* Written request
Determine how many lines of this material contain "type". Give only the number.

[Start of Entries]

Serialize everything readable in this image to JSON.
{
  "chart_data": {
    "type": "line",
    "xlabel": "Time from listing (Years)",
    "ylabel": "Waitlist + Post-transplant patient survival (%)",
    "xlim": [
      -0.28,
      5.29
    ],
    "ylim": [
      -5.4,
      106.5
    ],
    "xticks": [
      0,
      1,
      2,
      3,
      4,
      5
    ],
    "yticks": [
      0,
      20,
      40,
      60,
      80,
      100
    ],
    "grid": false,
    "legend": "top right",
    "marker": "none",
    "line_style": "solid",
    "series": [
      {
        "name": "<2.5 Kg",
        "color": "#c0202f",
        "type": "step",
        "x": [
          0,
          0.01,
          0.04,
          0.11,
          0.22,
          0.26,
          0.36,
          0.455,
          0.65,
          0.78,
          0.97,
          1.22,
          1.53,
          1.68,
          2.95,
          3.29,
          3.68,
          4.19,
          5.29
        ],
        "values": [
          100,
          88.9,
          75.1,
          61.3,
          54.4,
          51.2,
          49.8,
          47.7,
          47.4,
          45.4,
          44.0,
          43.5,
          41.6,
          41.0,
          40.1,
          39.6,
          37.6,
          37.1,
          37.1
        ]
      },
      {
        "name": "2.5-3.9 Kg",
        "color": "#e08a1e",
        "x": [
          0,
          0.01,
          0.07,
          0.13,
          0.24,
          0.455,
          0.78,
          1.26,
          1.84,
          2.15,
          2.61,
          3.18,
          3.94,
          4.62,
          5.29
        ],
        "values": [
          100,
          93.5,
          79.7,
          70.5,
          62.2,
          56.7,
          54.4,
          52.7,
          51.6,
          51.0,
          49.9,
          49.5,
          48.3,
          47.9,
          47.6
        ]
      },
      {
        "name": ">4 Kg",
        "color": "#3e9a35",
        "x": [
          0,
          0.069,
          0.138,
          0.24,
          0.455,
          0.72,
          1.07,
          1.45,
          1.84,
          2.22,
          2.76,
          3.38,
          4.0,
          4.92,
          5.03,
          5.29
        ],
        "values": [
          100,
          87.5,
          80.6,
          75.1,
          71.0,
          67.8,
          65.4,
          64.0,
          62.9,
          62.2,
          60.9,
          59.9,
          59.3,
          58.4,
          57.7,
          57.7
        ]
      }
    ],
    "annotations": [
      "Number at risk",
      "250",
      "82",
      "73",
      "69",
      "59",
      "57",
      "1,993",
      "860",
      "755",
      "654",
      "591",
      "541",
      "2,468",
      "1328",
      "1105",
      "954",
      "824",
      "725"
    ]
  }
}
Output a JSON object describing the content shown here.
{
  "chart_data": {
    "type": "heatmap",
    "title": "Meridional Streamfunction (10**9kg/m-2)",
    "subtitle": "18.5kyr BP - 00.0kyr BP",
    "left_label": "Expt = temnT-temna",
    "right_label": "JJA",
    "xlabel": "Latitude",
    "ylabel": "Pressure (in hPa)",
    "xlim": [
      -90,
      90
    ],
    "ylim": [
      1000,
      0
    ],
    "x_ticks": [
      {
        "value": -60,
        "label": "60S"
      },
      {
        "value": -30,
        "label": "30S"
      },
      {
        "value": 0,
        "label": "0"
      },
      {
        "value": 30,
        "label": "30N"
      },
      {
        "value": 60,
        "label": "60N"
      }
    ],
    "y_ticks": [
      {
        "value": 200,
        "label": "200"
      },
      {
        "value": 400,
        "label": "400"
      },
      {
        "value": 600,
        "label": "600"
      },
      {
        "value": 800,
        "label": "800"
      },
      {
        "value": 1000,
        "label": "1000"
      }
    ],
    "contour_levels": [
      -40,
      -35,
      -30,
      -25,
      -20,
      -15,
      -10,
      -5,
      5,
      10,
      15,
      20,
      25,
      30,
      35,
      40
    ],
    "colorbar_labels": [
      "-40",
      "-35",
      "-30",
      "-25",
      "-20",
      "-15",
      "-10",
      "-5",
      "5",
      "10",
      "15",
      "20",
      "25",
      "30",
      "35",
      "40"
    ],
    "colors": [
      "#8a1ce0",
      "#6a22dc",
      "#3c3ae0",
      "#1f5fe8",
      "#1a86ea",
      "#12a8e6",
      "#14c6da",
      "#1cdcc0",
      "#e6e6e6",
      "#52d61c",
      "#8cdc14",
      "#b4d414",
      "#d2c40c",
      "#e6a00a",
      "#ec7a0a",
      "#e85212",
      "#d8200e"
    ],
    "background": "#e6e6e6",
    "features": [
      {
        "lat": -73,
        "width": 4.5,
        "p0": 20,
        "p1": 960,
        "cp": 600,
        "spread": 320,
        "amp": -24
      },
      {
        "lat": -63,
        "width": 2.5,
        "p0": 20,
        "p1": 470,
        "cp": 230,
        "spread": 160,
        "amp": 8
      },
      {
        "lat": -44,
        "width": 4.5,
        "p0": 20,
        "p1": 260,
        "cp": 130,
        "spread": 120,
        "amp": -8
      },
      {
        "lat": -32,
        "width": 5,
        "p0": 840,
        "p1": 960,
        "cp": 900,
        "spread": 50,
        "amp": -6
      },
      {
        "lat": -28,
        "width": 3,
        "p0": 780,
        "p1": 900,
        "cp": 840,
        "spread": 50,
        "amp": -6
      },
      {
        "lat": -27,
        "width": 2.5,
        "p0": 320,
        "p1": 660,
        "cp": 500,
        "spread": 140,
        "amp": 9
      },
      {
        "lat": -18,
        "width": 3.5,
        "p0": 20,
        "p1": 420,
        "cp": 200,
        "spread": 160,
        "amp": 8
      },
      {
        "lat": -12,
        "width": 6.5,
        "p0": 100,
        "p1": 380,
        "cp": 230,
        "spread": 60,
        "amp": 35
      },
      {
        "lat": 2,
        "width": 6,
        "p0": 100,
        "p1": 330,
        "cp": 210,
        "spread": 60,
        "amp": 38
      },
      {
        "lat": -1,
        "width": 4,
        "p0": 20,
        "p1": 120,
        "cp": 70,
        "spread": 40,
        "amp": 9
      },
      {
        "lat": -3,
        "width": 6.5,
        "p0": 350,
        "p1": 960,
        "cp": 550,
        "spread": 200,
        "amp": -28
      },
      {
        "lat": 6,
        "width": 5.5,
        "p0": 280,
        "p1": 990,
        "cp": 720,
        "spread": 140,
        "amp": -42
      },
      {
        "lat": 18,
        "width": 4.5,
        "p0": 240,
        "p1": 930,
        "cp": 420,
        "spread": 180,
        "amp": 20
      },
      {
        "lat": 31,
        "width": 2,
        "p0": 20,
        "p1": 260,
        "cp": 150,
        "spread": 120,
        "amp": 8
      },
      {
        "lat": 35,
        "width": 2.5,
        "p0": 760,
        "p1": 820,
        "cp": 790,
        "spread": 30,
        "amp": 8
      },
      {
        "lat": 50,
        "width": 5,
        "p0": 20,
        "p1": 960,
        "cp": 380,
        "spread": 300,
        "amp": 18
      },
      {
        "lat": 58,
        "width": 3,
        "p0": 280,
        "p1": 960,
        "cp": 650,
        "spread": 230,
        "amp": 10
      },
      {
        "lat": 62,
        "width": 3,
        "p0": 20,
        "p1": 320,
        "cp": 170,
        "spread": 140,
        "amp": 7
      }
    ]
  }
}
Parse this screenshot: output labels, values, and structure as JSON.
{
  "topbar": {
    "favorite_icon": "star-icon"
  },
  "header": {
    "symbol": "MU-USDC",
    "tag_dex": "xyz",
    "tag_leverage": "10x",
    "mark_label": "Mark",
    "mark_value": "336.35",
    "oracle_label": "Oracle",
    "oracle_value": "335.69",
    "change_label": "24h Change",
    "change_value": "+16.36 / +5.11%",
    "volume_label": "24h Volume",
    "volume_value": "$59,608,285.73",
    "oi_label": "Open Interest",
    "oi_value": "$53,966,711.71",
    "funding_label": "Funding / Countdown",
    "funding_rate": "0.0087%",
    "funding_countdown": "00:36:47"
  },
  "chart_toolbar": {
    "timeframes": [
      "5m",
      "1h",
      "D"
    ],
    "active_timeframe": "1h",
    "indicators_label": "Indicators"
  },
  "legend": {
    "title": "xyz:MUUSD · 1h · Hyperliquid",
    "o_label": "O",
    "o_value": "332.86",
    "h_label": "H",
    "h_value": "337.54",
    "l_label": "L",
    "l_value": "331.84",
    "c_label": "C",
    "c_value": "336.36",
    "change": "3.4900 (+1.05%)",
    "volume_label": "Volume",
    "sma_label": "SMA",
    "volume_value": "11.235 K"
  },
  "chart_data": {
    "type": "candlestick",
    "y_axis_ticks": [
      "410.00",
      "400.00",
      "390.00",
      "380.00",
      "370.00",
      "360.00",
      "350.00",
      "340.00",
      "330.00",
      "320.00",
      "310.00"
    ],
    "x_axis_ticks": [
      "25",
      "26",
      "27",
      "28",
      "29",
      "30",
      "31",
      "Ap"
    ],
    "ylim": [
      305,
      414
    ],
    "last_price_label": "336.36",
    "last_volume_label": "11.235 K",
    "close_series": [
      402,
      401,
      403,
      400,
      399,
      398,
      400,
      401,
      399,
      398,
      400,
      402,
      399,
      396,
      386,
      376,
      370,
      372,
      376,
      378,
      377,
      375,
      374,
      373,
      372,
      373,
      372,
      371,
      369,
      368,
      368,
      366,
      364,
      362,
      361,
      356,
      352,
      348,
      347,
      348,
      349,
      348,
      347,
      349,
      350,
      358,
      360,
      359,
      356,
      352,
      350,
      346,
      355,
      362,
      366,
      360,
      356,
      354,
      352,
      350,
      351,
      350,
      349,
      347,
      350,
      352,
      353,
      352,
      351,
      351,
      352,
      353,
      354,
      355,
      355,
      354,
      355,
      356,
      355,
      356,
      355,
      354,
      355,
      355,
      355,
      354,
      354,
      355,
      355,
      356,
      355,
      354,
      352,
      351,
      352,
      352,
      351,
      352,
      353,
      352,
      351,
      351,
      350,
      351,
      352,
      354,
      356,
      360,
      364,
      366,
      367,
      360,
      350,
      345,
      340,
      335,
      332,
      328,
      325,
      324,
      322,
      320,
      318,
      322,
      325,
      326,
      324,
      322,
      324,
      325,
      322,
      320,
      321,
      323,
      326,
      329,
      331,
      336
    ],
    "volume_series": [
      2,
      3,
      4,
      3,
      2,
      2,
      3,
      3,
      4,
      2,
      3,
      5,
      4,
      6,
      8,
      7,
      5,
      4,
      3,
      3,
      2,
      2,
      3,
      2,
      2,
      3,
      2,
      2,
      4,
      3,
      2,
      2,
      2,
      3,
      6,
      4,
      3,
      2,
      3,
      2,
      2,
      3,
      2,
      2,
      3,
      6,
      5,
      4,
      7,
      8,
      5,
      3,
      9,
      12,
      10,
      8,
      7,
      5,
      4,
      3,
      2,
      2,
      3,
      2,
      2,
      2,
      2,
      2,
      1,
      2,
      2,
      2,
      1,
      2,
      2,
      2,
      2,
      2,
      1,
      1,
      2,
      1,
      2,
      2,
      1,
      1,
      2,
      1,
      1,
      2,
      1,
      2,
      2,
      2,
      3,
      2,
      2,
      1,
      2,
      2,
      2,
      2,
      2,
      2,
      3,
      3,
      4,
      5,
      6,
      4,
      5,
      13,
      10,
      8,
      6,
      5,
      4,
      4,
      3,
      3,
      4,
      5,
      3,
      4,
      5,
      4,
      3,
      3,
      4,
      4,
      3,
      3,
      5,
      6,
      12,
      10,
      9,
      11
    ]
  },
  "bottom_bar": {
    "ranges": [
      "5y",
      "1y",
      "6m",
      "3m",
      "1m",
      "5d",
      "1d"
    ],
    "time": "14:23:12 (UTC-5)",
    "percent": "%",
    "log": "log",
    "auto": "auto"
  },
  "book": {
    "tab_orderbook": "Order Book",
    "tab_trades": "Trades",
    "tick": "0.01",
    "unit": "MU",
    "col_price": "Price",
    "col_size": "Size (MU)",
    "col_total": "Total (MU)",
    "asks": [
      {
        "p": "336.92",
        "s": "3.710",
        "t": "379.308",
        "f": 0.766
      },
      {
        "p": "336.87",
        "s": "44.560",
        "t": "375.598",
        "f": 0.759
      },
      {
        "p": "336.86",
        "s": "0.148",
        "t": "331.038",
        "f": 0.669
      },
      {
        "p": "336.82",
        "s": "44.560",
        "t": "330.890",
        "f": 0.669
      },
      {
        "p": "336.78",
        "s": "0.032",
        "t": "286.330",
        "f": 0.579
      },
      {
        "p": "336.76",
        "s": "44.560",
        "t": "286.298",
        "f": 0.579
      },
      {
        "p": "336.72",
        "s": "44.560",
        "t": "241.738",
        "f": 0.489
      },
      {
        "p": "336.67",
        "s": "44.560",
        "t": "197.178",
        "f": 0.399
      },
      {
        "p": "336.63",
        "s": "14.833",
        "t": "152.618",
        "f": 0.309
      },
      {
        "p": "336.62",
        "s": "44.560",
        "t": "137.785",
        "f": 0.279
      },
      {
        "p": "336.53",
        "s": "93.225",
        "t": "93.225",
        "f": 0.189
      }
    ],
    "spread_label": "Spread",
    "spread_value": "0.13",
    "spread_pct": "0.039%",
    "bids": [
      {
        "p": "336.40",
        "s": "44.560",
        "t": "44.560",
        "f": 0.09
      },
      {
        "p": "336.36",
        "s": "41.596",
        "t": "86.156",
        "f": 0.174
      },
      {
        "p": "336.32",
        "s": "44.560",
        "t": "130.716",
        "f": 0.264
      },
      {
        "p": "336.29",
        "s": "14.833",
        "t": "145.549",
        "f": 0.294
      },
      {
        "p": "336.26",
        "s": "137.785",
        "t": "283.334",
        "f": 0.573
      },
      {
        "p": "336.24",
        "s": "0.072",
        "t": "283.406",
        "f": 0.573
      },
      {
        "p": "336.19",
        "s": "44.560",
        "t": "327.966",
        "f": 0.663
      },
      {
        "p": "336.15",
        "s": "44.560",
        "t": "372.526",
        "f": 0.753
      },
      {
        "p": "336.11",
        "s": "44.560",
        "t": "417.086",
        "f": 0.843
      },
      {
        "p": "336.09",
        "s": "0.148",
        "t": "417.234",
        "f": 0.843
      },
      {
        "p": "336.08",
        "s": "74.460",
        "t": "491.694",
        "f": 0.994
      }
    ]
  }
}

[End of Entries]

* Solution below
4